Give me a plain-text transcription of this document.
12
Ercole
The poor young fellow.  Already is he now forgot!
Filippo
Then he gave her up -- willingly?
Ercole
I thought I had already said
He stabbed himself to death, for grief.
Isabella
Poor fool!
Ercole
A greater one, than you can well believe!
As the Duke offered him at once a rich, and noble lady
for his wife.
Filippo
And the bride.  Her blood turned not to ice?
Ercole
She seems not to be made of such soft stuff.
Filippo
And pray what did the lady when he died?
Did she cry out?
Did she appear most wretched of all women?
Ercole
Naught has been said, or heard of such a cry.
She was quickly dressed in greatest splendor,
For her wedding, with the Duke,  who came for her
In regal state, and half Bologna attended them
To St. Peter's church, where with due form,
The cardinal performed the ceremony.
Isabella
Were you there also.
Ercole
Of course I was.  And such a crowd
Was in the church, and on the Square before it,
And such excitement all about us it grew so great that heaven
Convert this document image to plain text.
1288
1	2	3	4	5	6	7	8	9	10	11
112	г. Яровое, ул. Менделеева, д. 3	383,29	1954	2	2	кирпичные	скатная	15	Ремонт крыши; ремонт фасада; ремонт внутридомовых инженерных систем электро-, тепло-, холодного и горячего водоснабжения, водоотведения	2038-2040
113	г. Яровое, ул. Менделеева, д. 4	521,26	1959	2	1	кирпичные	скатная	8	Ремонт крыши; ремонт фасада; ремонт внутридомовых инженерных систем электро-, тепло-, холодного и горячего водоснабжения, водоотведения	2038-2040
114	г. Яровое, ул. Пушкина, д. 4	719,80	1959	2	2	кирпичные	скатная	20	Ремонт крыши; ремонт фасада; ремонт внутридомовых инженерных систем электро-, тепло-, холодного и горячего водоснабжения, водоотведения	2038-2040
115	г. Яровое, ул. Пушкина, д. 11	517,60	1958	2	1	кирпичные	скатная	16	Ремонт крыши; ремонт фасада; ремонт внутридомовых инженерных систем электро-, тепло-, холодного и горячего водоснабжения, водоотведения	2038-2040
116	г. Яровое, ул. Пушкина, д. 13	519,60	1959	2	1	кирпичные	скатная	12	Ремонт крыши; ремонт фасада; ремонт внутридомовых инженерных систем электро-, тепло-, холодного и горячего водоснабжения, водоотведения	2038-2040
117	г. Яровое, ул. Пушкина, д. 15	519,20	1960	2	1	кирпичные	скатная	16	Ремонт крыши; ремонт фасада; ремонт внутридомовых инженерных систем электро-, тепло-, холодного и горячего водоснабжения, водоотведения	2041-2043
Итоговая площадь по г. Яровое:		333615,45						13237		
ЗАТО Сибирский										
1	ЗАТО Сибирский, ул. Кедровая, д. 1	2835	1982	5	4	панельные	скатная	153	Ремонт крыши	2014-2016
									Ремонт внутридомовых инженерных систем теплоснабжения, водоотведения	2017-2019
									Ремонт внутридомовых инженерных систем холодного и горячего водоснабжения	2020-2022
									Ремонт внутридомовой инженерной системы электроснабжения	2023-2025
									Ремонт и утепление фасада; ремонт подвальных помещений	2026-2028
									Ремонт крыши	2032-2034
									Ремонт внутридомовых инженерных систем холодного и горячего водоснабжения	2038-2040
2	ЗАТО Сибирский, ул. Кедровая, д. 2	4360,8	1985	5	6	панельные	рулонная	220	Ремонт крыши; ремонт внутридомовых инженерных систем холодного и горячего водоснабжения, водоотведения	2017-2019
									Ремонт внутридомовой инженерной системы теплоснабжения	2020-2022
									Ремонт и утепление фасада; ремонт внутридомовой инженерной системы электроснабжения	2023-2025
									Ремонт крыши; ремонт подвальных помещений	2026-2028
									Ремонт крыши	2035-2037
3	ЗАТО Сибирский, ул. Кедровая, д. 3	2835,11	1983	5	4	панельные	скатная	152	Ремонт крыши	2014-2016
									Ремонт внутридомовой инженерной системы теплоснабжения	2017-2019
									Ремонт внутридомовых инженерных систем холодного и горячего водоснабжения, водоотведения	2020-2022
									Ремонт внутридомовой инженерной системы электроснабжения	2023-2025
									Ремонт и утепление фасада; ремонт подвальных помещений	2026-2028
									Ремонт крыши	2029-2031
* * * * *
TASK |
Each line in the data that holds the string "this" should be found and copied.

REPLY TO THE TASK |
Give me a plain-text transcription of this document.
Convert this document image to plain text.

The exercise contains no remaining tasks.